── Information shown ──

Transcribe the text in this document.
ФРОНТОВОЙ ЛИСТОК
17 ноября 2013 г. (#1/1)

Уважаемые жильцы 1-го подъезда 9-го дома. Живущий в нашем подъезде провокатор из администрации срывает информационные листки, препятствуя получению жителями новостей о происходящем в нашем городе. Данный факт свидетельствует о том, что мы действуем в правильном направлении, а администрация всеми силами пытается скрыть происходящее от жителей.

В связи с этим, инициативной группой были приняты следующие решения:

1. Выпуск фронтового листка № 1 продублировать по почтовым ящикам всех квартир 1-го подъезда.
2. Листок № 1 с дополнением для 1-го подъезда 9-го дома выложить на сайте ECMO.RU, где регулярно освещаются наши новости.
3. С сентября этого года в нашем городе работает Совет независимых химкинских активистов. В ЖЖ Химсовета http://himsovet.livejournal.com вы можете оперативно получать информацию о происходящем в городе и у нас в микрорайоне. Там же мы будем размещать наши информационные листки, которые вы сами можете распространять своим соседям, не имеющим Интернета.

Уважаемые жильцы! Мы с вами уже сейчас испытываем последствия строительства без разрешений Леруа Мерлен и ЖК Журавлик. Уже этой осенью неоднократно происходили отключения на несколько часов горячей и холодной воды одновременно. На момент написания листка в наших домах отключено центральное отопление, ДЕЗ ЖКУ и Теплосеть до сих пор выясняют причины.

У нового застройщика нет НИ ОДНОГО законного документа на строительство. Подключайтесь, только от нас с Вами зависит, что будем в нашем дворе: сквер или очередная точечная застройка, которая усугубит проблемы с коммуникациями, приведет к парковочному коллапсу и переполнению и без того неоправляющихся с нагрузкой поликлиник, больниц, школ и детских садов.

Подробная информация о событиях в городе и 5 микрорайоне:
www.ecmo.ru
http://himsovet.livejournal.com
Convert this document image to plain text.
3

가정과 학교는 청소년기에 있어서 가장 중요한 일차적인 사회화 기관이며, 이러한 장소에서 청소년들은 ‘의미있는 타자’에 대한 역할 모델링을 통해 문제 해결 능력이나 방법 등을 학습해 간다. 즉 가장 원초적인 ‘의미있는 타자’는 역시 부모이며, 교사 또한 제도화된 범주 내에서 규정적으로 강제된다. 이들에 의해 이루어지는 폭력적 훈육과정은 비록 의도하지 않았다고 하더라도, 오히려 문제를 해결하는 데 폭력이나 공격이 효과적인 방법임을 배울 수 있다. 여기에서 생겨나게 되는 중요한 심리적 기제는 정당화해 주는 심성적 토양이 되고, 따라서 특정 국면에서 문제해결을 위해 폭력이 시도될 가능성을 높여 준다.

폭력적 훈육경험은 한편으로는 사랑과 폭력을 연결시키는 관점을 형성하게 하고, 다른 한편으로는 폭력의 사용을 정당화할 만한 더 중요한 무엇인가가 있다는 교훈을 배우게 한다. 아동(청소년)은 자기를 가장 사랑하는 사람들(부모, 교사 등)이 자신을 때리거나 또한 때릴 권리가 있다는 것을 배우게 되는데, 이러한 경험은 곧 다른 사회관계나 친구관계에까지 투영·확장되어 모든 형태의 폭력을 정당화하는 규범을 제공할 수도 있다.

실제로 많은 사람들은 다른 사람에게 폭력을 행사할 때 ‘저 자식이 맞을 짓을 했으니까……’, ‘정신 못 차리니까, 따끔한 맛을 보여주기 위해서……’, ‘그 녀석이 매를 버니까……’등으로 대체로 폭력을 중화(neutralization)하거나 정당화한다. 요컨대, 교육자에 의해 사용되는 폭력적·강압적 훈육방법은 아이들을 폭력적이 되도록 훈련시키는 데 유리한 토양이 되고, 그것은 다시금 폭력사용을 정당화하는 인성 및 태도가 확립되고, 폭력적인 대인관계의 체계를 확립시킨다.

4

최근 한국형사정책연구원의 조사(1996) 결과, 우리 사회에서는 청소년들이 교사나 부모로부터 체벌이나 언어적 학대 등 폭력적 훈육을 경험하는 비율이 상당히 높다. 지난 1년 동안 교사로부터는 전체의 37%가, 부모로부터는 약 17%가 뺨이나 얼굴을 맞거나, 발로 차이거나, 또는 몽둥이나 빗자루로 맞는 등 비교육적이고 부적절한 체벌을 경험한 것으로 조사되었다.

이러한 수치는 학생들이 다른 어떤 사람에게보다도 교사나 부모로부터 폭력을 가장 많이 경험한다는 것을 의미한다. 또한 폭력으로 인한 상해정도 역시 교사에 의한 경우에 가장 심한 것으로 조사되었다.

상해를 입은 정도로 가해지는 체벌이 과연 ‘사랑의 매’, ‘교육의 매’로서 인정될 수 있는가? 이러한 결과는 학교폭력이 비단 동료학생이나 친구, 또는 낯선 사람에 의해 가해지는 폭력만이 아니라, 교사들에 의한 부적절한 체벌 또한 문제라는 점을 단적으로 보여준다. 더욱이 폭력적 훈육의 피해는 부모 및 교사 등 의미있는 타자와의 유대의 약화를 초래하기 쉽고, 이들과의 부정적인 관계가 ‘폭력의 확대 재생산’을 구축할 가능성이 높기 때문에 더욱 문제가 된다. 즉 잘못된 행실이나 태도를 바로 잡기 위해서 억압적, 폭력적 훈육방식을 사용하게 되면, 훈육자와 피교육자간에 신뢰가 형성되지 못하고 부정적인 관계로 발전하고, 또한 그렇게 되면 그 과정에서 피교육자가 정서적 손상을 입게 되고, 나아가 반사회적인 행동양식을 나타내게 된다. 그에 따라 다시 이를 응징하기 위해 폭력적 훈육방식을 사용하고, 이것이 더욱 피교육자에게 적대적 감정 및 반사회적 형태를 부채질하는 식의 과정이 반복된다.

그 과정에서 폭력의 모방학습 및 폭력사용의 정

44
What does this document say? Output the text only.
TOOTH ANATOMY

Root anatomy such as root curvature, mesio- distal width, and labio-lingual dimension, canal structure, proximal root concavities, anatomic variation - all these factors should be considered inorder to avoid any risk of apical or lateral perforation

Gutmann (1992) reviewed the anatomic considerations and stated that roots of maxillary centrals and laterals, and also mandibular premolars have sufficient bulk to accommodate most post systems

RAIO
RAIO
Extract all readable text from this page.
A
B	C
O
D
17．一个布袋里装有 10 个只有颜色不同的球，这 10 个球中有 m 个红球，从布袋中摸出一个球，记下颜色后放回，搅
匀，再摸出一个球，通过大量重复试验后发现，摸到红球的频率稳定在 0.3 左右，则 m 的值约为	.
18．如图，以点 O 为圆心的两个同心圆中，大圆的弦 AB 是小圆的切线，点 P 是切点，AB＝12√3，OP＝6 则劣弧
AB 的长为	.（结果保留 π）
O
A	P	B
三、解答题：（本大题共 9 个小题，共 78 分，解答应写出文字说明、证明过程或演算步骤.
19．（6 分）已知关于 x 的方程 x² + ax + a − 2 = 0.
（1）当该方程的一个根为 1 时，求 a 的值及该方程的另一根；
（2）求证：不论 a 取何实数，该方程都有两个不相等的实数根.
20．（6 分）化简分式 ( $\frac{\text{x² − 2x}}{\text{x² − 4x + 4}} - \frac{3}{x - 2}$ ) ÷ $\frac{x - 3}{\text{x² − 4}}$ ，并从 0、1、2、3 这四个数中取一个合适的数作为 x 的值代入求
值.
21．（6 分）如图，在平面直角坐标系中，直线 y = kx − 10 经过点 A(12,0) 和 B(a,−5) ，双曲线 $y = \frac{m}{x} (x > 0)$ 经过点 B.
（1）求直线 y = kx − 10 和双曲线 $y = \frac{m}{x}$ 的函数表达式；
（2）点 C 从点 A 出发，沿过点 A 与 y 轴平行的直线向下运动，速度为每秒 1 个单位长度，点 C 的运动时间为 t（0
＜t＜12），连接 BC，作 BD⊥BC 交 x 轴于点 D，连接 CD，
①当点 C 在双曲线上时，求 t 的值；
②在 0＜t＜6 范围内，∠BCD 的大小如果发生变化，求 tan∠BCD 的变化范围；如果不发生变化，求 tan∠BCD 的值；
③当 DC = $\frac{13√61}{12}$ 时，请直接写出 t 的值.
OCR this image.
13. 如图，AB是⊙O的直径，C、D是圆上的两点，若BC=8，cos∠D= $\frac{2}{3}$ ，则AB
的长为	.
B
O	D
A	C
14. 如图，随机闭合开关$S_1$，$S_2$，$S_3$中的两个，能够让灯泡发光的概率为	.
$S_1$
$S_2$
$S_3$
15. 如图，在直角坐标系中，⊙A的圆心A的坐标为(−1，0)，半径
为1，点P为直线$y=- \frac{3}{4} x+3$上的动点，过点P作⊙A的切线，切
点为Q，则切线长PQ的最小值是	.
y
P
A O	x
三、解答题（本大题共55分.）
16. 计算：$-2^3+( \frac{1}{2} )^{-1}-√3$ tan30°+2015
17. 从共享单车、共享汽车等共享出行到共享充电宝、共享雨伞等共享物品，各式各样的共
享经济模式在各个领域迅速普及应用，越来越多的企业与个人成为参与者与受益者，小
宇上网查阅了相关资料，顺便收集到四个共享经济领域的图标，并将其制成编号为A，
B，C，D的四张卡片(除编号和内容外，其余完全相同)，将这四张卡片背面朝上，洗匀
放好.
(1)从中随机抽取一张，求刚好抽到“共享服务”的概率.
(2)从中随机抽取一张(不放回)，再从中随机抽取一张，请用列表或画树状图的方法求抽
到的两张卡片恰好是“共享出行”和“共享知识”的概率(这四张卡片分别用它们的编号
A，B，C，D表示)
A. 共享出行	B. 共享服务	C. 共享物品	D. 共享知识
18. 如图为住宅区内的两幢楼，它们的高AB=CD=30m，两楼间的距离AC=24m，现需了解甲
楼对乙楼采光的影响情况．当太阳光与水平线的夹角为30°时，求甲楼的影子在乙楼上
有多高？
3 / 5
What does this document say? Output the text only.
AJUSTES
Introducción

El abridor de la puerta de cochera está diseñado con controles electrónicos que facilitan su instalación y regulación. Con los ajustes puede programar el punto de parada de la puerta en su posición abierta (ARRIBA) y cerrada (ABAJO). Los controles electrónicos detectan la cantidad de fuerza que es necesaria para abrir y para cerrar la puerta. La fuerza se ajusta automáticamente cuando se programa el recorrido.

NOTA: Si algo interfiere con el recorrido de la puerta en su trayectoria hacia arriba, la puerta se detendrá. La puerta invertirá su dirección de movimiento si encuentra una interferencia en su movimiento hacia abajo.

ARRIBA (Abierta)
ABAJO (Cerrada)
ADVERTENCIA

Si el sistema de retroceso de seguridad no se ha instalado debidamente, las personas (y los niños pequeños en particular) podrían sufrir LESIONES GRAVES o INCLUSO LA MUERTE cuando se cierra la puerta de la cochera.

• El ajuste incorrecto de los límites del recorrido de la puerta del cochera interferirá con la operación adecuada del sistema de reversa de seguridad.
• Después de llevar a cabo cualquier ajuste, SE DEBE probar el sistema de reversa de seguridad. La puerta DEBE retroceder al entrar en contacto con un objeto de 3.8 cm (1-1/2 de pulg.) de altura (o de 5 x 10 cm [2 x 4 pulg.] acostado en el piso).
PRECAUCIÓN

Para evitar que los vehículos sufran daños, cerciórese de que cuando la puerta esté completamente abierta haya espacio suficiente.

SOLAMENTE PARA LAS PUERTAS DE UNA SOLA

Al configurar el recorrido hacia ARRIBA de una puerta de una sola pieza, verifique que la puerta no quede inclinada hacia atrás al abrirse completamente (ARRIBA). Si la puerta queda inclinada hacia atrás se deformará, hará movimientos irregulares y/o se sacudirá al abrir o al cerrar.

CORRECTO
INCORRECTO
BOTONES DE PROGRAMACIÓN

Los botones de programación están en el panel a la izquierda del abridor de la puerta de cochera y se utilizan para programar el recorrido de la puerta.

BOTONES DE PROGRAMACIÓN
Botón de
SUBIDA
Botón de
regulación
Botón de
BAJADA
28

───

Scan the material above for the string "共享知识" and return the lines that hold it.

到的两张卡片恰好是“共享出行”和“共享知识”的概率(这四张卡片分别用它们的编号
A. 共享出行	B. 共享服务	C. 共享物品	D. 共享知识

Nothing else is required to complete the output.